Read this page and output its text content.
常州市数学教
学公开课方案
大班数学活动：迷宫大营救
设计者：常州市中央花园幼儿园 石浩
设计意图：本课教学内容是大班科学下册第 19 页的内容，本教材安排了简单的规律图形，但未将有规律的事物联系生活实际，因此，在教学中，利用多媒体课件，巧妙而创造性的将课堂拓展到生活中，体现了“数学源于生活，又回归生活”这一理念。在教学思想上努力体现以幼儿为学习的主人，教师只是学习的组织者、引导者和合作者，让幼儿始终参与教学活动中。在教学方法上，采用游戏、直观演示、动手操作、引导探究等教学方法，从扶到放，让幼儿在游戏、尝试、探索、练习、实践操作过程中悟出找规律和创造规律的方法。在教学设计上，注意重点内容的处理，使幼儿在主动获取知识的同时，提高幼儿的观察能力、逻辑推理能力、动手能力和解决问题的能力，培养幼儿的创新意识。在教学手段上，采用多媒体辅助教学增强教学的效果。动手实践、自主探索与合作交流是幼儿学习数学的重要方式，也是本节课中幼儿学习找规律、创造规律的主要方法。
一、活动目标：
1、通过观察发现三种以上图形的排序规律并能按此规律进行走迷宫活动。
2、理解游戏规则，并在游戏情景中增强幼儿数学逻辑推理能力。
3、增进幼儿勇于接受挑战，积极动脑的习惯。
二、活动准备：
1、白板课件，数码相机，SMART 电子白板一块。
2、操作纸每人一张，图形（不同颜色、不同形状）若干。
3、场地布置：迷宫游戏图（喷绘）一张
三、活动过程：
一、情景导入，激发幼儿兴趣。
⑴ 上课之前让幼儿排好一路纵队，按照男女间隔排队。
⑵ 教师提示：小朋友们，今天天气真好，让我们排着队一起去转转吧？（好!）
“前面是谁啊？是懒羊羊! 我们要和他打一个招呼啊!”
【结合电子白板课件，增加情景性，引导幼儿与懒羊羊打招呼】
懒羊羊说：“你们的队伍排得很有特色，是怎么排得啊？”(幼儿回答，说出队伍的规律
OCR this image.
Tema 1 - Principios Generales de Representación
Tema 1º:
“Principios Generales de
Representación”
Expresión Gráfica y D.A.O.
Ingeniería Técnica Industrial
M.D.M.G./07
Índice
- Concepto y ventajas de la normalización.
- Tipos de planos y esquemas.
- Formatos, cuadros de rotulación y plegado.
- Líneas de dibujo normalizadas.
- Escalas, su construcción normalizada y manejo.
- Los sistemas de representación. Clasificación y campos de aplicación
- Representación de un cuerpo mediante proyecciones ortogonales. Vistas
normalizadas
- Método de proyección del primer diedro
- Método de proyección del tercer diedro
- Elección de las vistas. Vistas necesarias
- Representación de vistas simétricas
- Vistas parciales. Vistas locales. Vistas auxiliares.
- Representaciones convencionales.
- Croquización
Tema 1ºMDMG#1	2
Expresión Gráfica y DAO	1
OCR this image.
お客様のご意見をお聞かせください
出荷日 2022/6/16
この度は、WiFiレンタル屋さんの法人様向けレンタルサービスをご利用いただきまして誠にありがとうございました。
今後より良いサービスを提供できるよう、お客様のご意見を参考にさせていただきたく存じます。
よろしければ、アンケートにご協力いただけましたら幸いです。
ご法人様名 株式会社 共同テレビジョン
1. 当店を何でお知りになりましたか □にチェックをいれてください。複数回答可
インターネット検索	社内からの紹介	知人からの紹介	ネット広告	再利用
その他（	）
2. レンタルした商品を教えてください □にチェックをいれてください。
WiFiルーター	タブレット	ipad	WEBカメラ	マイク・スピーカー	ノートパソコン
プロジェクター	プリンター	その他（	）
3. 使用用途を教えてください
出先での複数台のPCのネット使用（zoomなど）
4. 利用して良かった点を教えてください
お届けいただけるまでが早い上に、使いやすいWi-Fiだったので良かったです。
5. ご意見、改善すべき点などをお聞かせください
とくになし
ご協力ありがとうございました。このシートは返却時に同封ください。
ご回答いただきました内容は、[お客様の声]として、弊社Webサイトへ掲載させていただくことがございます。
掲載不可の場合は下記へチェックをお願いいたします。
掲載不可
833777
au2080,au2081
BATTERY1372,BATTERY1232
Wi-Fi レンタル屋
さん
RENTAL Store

══════════════════════════════

Would you write down every record again, exactly?

Read this page and output its text content.
常州市数学教
学公开课方案
大班数学活动：迷宫大营救
设计者：常州市中央花园幼儿园 石浩
设计意图：本课教学内容是大班科学下册第 19 页的内容，本教材安排了简单的规律图形，但未将有规律的事物联系生活实际，因此，在教学中，利用多媒体课件，巧妙而创造性的将课堂拓展到生活中，体现了“数学源于生活，又回归生活”这一理念。在教学思想上努力体现以幼儿为学习的主人，教师只是学习的组织者、引导者和合作者，让幼儿始终参与教学活动中。在教学方法上，采用游戏、直观演示、动手操作、引导探究等教学方法，从扶到放，让幼儿在游戏、尝试、探索、练习、实践操作过程中悟出找规律和创造规律的方法。在教学设计上，注意重点内容的处理，使幼儿在主动获取知识的同时，提高幼儿的观察能力、逻辑推理能力、动手能力和解决问题的能力，培养幼儿的创新意识。在教学手段上，采用多媒体辅助教学增强教学的效果。动手实践、自主探索与合作交流是幼儿学习数学的重要方式，也是本节课中幼儿学习找规律、创造规律的主要方法。
一、活动目标：
1、通过观察发现三种以上图形的排序规律并能按此规律进行走迷宫活动。
2、理解游戏规则，并在游戏情景中增强幼儿数学逻辑推理能力。
3、增进幼儿勇于接受挑战，积极动脑的习惯。
二、活动准备：
1、白板课件，数码相机，SMART 电子白板一块。
2、操作纸每人一张，图形（不同颜色、不同形状）若干。
3、场地布置：迷宫游戏图（喷绘）一张
三、活动过程：
一、情景导入，激发幼儿兴趣。
⑴ 上课之前让幼儿排好一路纵队，按照男女间隔排队。
⑵ 教师提示：小朋友们，今天天气真好，让我们排着队一起去转转吧？（好!）
“前面是谁啊？是懒羊羊! 我们要和他打一个招呼啊!”
【结合电子白板课件，增加情景性，引导幼儿与懒羊羊打招呼】
懒羊羊说：“你们的队伍排得很有特色，是怎么排得啊？”(幼儿回答，说出队伍的规律
OCR this image.
Tema 1 - Principios Generales de Representación
Tema 1º:
“Principios Generales de
Representación”
Expresión Gráfica y D.A.O.
Ingeniería Técnica Industrial
M.D.M.G./07
Índice
- Concepto y ventajas de la normalización.
- Tipos de planos y esquemas.
- Formatos, cuadros de rotulación y plegado.
- Líneas de dibujo normalizadas.
- Escalas, su construcción normalizada y manejo.
- Los sistemas de representación. Clasificación y campos de aplicación
- Representación de un cuerpo mediante proyecciones ortogonales. Vistas
normalizadas
- Método de proyección del primer diedro
- Método de proyección del tercer diedro
- Elección de las vistas. Vistas necesarias
- Representación de vistas simétricas
- Vistas parciales. Vistas locales. Vistas auxiliares.
- Representaciones convencionales.
- Croquización
Tema 1ºMDMG#1	2
Expresión Gráfica y DAO	1
OCR this image.
お客様のご意見をお聞かせください
出荷日 2022/6/16
この度は、WiFiレンタル屋さんの法人様向けレンタルサービスをご利用いただきまして誠にありがとうございました。
今後より良いサービスを提供できるよう、お客様のご意見を参考にさせていただきたく存じます。
よろしければ、アンケートにご協力いただけましたら幸いです。
ご法人様名 株式会社 共同テレビジョン
1. 当店を何でお知りになりましたか □にチェックをいれてください。複数回答可
インターネット検索	社内からの紹介	知人からの紹介	ネット広告	再利用
その他（	）
2. レンタルした商品を教えてください □にチェックをいれてください。
WiFiルーター	タブレット	ipad	WEBカメラ	マイク・スピーカー	ノートパソコン
プロジェクター	プリンター	その他（	）
3. 使用用途を教えてください
出先での複数台のPCのネット使用（zoomなど）
4. 利用して良かった点を教えてください
お届けいただけるまでが早い上に、使いやすいWi-Fiだったので良かったです。
5. ご意見、改善すべき点などをお聞かせください
とくになし
ご協力ありがとうございました。このシートは返却時に同封ください。
ご回答いただきました内容は、[お客様の声]として、弊社Webサイトへ掲載させていただくことがございます。
掲載不可の場合は下記へチェックをお願いいたします。
掲載不可
833777
au2080,au2081
BATTERY1372,BATTERY1232
Wi-Fi レンタル屋
さん
RENTAL Store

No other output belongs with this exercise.